What you have to do –
Output the lines of the records from the one containing "Extract the structured" through the last, both ends included. Leave pictures out.
═════ Data rows ═════
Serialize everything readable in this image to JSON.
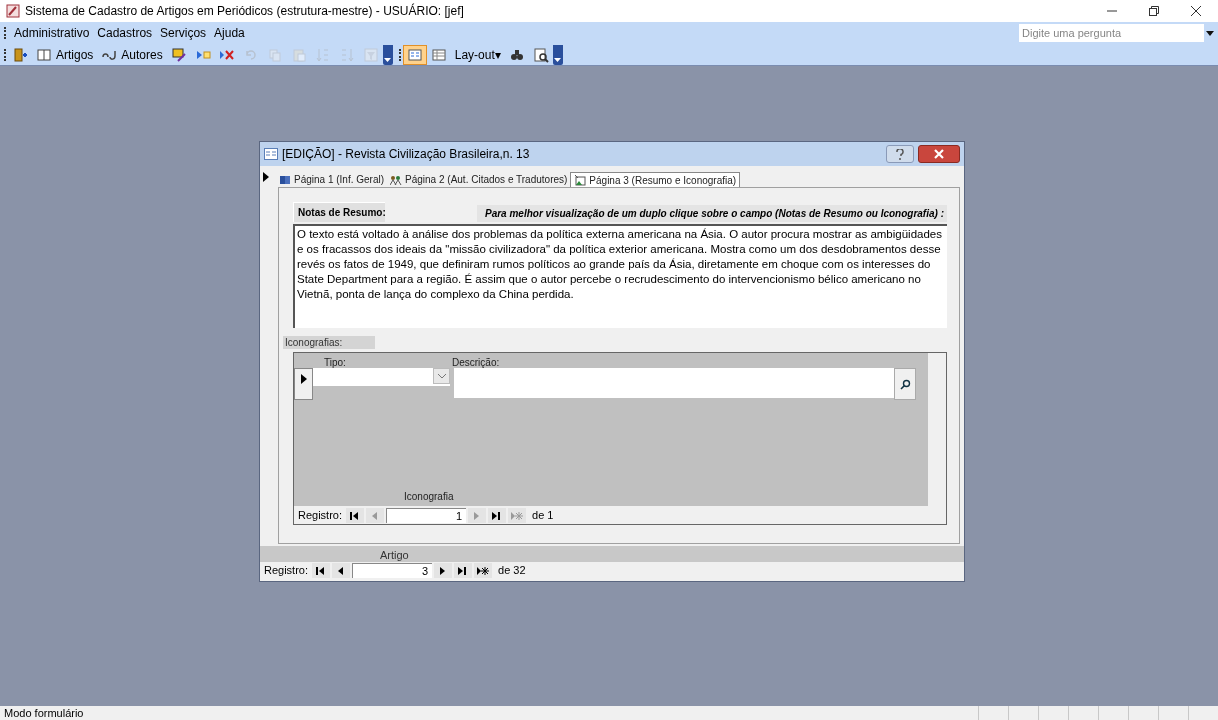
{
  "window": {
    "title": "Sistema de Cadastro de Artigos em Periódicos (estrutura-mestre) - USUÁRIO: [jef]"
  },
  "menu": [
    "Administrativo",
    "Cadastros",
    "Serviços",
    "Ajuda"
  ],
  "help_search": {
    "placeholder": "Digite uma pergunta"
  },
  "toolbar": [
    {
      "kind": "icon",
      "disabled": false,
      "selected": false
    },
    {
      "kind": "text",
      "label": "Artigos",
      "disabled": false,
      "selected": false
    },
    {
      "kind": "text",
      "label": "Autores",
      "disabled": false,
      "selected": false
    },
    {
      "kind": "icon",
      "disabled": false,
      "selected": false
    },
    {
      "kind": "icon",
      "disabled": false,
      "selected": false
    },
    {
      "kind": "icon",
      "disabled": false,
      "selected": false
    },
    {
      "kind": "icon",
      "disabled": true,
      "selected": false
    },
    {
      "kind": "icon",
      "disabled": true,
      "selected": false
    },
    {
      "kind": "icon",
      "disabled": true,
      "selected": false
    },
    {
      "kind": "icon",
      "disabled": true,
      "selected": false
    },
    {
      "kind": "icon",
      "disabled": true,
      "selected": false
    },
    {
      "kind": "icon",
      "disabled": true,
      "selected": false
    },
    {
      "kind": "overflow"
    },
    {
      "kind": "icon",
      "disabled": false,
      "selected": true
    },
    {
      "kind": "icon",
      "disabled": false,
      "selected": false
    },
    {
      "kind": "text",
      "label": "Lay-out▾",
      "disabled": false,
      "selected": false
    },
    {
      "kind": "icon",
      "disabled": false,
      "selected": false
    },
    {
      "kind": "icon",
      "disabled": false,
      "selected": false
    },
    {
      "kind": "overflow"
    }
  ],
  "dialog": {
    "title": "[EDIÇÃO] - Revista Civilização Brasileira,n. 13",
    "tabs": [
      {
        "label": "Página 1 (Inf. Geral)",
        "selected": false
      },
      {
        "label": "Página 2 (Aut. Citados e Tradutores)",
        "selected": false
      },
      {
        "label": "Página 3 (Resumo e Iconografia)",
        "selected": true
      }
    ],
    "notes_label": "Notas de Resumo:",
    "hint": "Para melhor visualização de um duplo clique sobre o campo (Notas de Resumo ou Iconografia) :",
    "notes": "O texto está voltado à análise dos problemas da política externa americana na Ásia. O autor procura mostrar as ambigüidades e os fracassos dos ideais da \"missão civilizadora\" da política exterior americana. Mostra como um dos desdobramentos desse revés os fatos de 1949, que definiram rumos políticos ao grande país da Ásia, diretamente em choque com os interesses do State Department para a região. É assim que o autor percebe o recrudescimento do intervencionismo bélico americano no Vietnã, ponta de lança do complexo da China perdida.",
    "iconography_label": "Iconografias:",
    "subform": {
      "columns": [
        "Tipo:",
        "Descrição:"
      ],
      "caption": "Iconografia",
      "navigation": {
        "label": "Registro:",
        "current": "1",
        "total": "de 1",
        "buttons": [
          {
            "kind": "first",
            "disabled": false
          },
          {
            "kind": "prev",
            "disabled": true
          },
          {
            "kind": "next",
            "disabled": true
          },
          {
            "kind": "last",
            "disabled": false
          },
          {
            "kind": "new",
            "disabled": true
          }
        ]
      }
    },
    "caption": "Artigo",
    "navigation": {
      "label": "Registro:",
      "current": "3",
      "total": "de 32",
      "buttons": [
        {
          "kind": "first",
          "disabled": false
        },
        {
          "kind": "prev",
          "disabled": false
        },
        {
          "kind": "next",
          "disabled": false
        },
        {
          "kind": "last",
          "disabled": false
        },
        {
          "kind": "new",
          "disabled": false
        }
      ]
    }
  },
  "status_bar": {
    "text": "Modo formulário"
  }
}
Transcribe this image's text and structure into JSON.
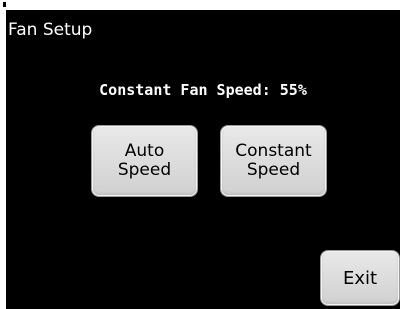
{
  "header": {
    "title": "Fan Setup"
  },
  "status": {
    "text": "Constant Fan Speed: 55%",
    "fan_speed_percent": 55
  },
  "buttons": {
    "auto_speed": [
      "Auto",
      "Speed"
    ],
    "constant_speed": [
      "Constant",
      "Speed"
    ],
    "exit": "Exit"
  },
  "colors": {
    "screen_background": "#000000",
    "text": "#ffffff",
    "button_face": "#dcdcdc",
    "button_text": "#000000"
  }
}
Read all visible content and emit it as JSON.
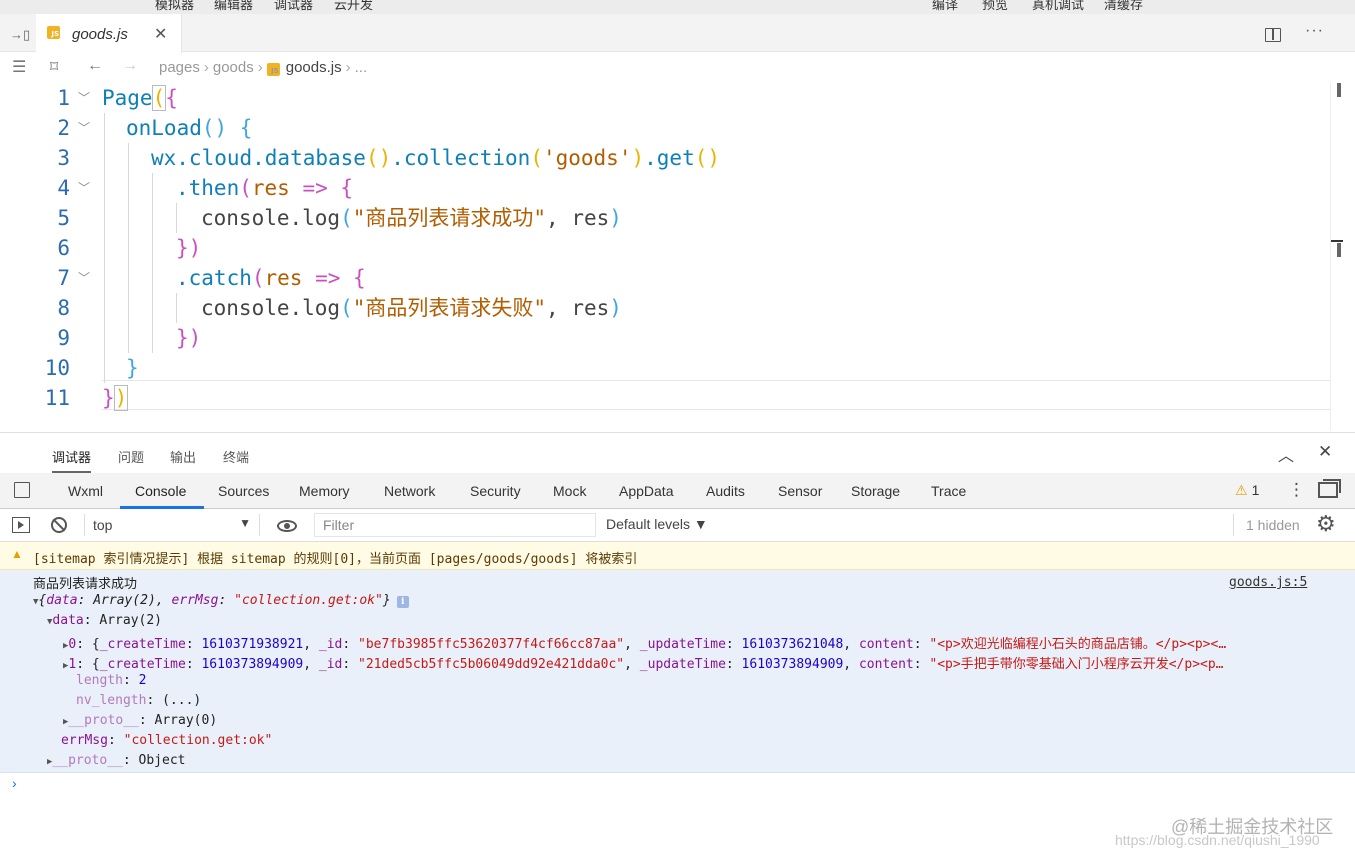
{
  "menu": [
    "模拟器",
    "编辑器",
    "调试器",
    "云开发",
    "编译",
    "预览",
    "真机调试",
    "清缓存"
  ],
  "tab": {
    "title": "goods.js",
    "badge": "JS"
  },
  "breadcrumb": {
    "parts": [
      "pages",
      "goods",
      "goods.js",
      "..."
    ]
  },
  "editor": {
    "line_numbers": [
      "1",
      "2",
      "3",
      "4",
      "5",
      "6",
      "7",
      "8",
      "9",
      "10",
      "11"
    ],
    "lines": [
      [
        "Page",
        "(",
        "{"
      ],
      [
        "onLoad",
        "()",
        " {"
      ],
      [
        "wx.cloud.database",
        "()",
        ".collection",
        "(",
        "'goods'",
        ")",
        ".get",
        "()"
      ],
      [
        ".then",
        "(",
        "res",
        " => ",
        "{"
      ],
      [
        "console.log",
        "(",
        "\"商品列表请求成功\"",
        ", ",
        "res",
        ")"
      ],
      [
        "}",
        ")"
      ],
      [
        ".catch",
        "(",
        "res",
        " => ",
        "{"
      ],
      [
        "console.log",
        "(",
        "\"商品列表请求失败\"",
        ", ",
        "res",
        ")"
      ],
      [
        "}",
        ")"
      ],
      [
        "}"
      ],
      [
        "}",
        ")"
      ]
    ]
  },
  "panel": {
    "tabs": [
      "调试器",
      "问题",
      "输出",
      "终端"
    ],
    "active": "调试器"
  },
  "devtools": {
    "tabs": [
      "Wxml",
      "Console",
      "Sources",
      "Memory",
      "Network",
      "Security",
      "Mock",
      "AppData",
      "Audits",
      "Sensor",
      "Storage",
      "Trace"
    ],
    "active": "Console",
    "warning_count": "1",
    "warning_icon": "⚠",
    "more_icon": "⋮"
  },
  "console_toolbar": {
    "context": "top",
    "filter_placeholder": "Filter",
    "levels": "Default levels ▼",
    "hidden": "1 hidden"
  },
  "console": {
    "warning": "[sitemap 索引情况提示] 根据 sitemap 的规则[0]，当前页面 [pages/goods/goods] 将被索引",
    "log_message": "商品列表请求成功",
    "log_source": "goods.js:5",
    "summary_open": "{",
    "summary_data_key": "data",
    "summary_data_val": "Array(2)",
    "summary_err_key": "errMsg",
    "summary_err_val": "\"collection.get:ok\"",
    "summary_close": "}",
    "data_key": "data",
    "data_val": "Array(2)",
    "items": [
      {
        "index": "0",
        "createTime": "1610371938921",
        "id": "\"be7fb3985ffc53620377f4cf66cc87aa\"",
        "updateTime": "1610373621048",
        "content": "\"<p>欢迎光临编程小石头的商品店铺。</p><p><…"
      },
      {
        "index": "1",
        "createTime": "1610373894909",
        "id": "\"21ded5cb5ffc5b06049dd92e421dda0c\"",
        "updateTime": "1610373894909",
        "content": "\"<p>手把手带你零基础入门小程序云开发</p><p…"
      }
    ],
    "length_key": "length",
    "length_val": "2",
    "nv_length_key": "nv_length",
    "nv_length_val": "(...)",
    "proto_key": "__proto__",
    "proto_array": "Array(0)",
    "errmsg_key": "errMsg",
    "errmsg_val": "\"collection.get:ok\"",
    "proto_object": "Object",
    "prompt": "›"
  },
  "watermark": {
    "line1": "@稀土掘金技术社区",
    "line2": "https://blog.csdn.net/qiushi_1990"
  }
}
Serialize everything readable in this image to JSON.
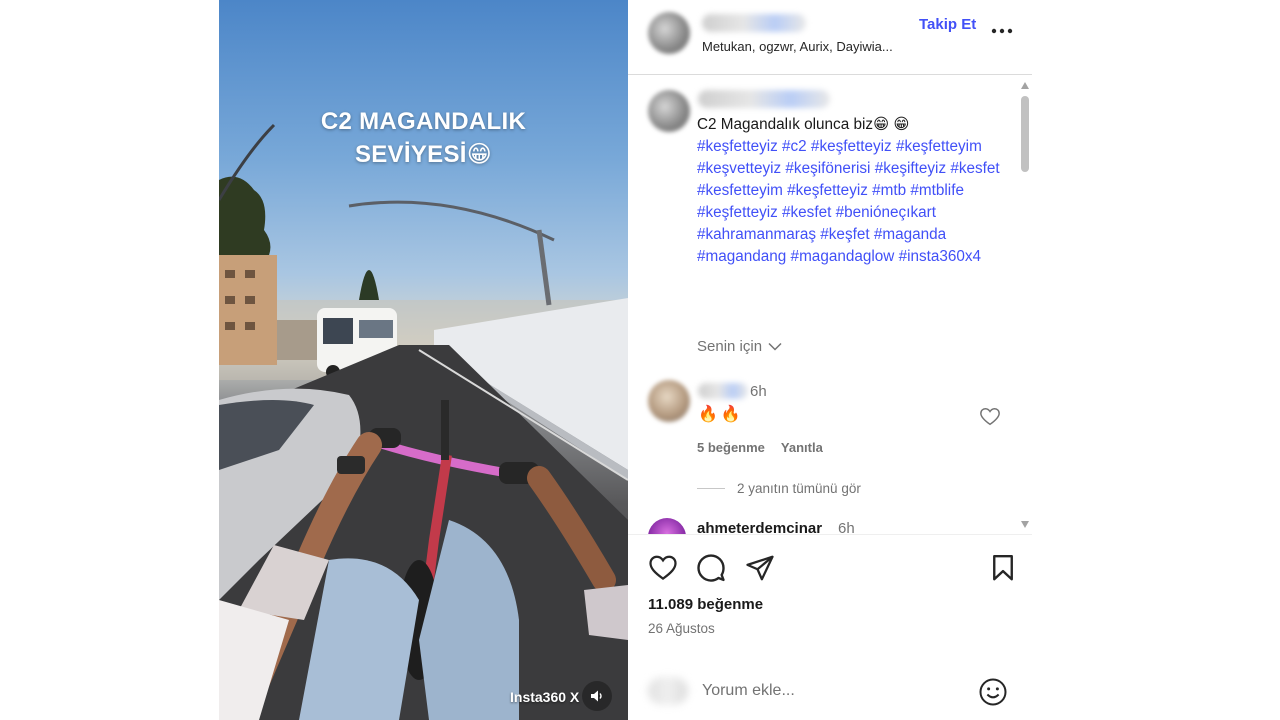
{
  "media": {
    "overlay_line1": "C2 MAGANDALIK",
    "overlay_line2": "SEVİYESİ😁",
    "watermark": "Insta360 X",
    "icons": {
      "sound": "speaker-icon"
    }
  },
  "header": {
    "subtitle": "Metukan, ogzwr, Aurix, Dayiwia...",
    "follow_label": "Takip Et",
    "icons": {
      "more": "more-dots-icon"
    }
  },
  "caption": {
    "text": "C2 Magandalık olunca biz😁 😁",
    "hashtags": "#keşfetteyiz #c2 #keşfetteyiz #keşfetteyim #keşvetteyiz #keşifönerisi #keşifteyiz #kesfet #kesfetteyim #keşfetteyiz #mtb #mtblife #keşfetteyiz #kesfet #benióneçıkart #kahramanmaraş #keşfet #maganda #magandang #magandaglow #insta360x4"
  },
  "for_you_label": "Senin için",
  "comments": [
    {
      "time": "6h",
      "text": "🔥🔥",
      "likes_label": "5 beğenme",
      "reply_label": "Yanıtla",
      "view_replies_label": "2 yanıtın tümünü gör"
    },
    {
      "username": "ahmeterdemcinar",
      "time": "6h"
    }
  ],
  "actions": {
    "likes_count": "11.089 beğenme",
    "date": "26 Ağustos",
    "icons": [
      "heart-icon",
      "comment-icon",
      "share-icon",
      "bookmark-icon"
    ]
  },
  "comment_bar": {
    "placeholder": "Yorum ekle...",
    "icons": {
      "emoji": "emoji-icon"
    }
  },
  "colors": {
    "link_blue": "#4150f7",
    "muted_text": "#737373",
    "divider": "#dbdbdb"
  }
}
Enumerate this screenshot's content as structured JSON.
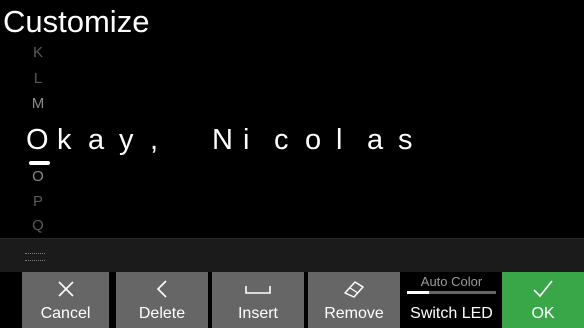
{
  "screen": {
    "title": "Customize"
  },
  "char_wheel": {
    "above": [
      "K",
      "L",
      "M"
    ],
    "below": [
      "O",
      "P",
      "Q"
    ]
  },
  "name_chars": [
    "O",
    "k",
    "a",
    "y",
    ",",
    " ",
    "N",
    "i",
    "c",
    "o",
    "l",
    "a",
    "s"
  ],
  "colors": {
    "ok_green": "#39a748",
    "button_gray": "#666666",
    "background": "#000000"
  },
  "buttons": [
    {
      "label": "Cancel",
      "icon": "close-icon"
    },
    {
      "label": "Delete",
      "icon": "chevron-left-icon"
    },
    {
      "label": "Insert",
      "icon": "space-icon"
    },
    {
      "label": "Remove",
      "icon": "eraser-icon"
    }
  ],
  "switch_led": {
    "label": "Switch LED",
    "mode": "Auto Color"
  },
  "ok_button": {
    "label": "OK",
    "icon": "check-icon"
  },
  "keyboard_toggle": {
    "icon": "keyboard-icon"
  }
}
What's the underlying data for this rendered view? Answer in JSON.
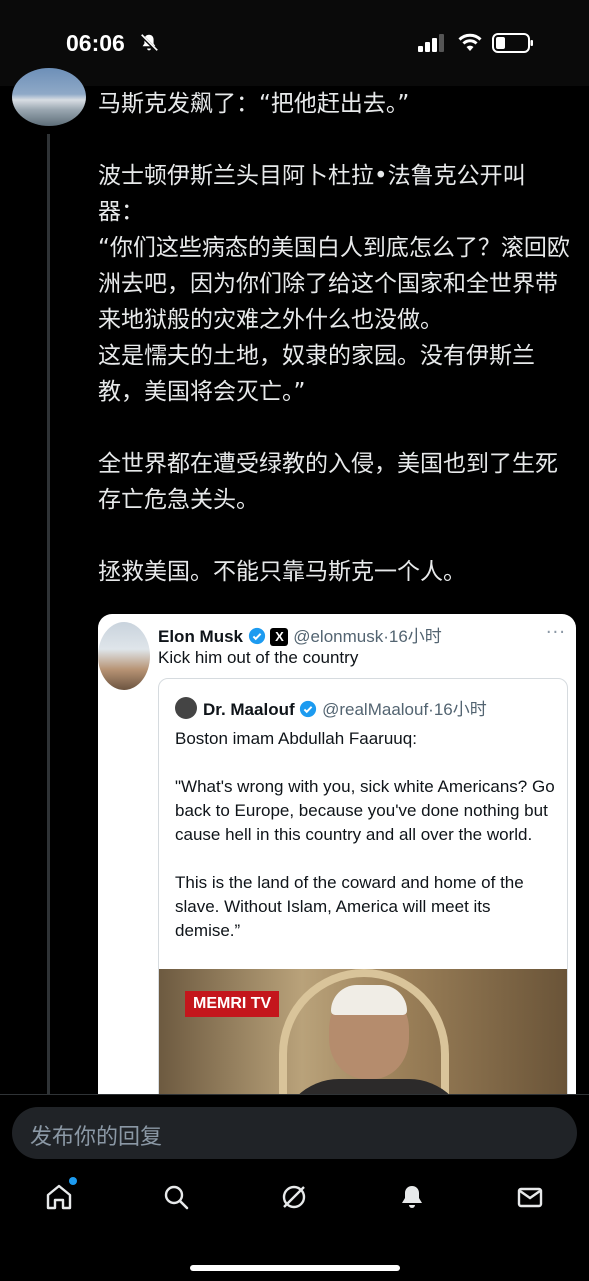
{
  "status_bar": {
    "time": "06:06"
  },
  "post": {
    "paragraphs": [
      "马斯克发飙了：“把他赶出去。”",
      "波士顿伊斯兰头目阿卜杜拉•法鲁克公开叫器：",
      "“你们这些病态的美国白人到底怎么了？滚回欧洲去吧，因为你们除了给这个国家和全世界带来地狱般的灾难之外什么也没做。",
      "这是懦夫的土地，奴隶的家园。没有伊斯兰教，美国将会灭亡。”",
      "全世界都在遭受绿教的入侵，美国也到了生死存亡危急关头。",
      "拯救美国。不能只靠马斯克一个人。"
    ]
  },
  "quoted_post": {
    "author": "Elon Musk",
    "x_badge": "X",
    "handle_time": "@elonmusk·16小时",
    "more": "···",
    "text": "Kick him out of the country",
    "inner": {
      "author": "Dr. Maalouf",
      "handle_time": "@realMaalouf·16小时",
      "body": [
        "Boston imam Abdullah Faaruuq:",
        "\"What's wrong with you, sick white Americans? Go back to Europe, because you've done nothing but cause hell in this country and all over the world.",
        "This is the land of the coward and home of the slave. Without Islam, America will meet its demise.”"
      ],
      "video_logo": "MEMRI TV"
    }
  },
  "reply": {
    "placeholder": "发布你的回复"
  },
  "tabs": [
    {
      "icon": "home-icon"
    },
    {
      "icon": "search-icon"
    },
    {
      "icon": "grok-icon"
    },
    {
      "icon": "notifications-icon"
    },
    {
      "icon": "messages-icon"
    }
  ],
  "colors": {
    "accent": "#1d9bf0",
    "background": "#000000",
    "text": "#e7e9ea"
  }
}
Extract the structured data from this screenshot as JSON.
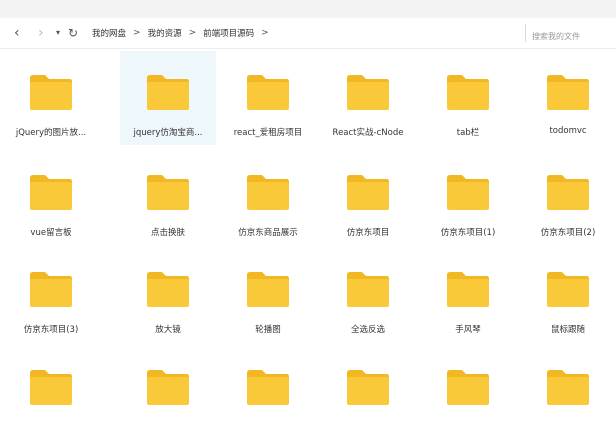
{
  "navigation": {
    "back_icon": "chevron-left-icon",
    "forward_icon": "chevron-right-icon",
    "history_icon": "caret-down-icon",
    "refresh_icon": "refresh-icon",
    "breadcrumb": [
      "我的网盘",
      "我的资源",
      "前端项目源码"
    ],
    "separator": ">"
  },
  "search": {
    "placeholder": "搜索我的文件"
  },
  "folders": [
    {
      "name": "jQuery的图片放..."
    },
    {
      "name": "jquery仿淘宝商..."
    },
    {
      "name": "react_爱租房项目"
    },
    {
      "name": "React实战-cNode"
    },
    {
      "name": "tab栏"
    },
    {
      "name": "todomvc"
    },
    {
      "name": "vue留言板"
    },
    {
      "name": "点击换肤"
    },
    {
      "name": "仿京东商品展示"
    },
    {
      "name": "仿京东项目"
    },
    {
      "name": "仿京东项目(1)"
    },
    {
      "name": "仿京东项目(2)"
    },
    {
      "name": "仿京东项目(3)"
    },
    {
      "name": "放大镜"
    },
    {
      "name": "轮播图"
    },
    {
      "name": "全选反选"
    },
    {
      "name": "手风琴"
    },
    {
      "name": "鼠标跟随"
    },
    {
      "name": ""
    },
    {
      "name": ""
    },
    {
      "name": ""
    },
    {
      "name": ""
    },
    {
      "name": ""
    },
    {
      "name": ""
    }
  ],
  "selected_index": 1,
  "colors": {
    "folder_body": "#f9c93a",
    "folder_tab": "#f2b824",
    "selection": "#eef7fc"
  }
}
═════
Answer to this exercise –
Extract the structured data from this screenshot as JSON.
{
  "navigation": {
    "back_icon": "chevron-left-icon",
    "forward_icon": "chevron-right-icon",
    "history_icon": "caret-down-icon",
    "refresh_icon": "refresh-icon",
    "breadcrumb": [
      "我的网盘",
      "我的资源",
      "前端项目源码"
    ],
    "separator": ">"
  },
  "search": {
    "placeholder": "搜索我的文件"
  },
  "folders": [
    {
      "name": "jQuery的图片放..."
    },
    {
      "name": "jquery仿淘宝商..."
    },
    {
      "name": "react_爱租房项目"
    },
    {
      "name": "React实战-cNode"
    },
    {
      "name": "tab栏"
    },
    {
      "name": "todomvc"
    },
    {
      "name": "vue留言板"
    },
    {
      "name": "点击换肤"
    },
    {
      "name": "仿京东商品展示"
    },
    {
      "name": "仿京东项目"
    },
    {
      "name": "仿京东项目(1)"
    },
    {
      "name": "仿京东项目(2)"
    },
    {
      "name": "仿京东项目(3)"
    },
    {
      "name": "放大镜"
    },
    {
      "name": "轮播图"
    },
    {
      "name": "全选反选"
    },
    {
      "name": "手风琴"
    },
    {
      "name": "鼠标跟随"
    },
    {
      "name": ""
    },
    {
      "name": ""
    },
    {
      "name": ""
    },
    {
      "name": ""
    },
    {
      "name": ""
    },
    {
      "name": ""
    }
  ],
  "selected_index": 1,
  "colors": {
    "folder_body": "#f9c93a",
    "folder_tab": "#f2b824",
    "selection": "#eef7fc"
  }
}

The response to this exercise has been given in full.